SHORT PROBLEM — Each record that follows should be repeated exactly, minus any images.

DATA EXCERPTS —
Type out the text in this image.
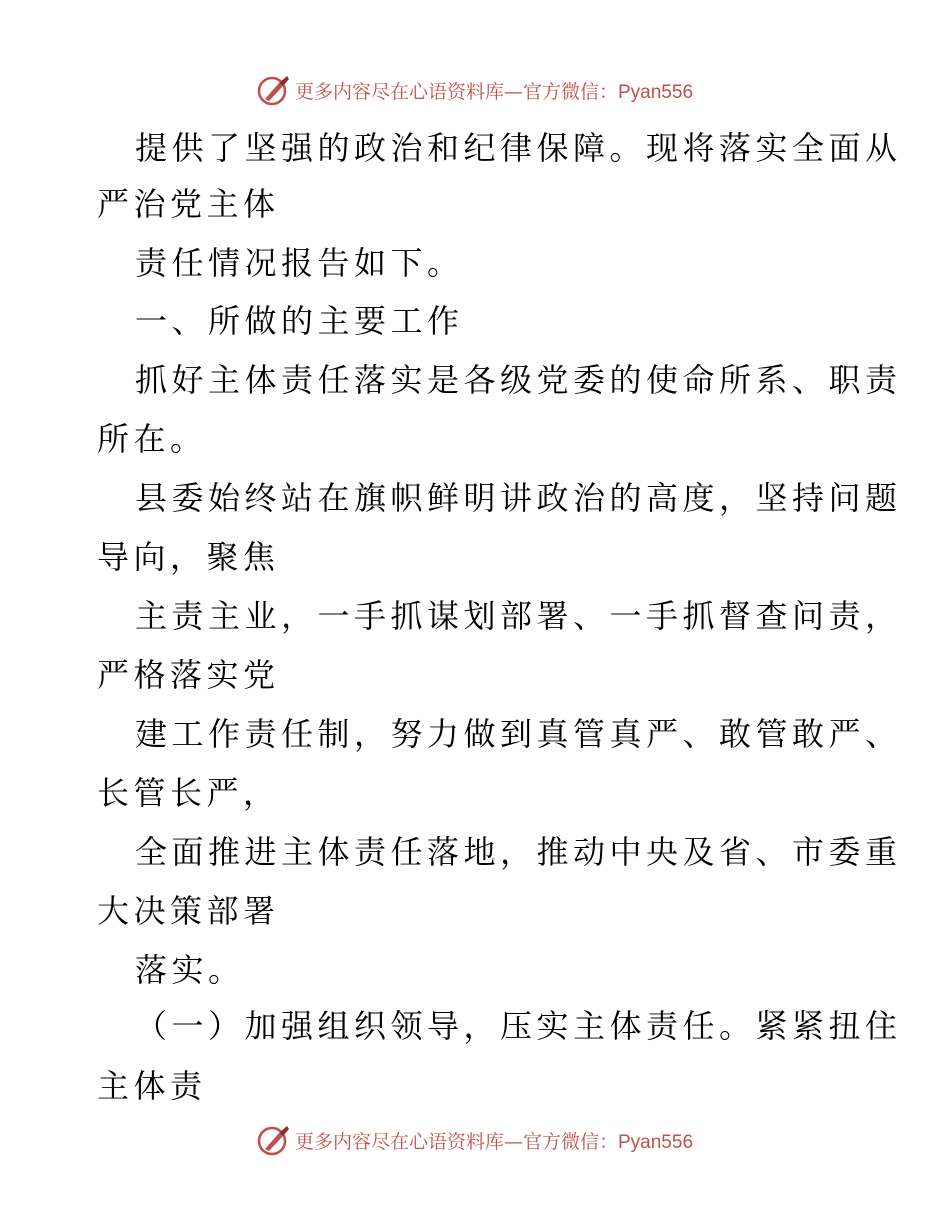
更多内容尽在心语资料库—官方微信：Pyan556
提供了坚强的政治和纪律保障。现将落实全面从
严治党主体
责任情况报告如下。
一、所做的主要工作
抓好主体责任落实是各级党委的使命所系、职责
所在。
县委始终站在旗帜鲜明讲政治的高度，坚持问题
导向，聚焦
主责主业，一手抓谋划部署、一手抓督查问责，
严格落实党
建工作责任制，努力做到真管真严、敢管敢严、
长管长严，
全面推进主体责任落地，推动中央及省、市委重
大决策部署
落实。
（一）加强组织领导，压实主体责任。紧紧扭住
主体责
更多内容尽在心语资料库—官方微信：Pyan556
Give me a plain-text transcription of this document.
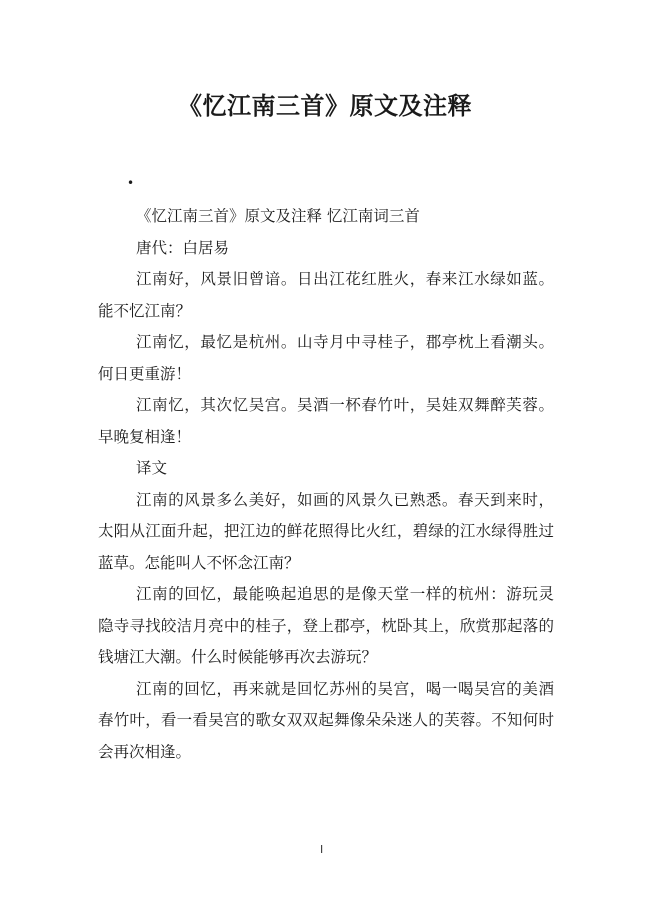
《忆江南三首》原文及注释
•

《忆江南三首》原文及注释 忆江南词三首

唐代：白居易

江南好，风景旧曾谙。日出江花红胜火，春来江水绿如蓝。能不忆江南？

江南忆，最忆是杭州。山寺月中寻桂子，郡亭枕上看潮头。何日更重游！

江南忆，其次忆吴宫。吴酒一杯春竹叶，吴娃双舞醉芙蓉。早晚复相逢！

译文

江南的风景多么美好，如画的风景久已熟悉。春天到来时，太阳从江面升起，把江边的鲜花照得比火红，碧绿的江水绿得胜过蓝草。怎能叫人不怀念江南？

江南的回忆，最能唤起追思的是像天堂一样的杭州：游玩灵隐寺寻找皎洁月亮中的桂子，登上郡亭，枕卧其上，欣赏那起落的钱塘江大潮。什么时候能够再次去游玩？

江南的回忆，再来就是回忆苏州的吴宫，喝一喝吴宫的美酒春竹叶，看一看吴宫的歌女双双起舞像朵朵迷人的芙蓉。不知何时会再次相逢。

I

SOLUTION TO THIS EXERCISE —
Type out the text in this image.
更多内容尽在心语资料库—官方微信：Pyan556
提供了坚强的政治和纪律保障。现将落实全面从
严治党主体
责任情况报告如下。
一、所做的主要工作
抓好主体责任落实是各级党委的使命所系、职责
所在。
县委始终站在旗帜鲜明讲政治的高度，坚持问题
导向，聚焦
主责主业，一手抓谋划部署、一手抓督查问责，
严格落实党
建工作责任制，努力做到真管真严、敢管敢严、
长管长严，
全面推进主体责任落地，推动中央及省、市委重
大决策部署
落实。
（一）加强组织领导，压实主体责任。紧紧扭住
主体责
更多内容尽在心语资料库—官方微信：Pyan556
Give me a plain-text transcription of this document.
《忆江南三首》原文及注释
•

《忆江南三首》原文及注释 忆江南词三首

唐代：白居易

江南好，风景旧曾谙。日出江花红胜火，春来江水绿如蓝。能不忆江南？

江南忆，最忆是杭州。山寺月中寻桂子，郡亭枕上看潮头。何日更重游！

江南忆，其次忆吴宫。吴酒一杯春竹叶，吴娃双舞醉芙蓉。早晚复相逢！

译文

江南的风景多么美好，如画的风景久已熟悉。春天到来时，太阳从江面升起，把江边的鲜花照得比火红，碧绿的江水绿得胜过蓝草。怎能叫人不怀念江南？

江南的回忆，最能唤起追思的是像天堂一样的杭州：游玩灵隐寺寻找皎洁月亮中的桂子，登上郡亭，枕卧其上，欣赏那起落的钱塘江大潮。什么时候能够再次去游玩？

江南的回忆，再来就是回忆苏州的吴宫，喝一喝吴宫的美酒春竹叶，看一看吴宫的歌女双双起舞像朵朵迷人的芙蓉。不知何时会再次相逢。

I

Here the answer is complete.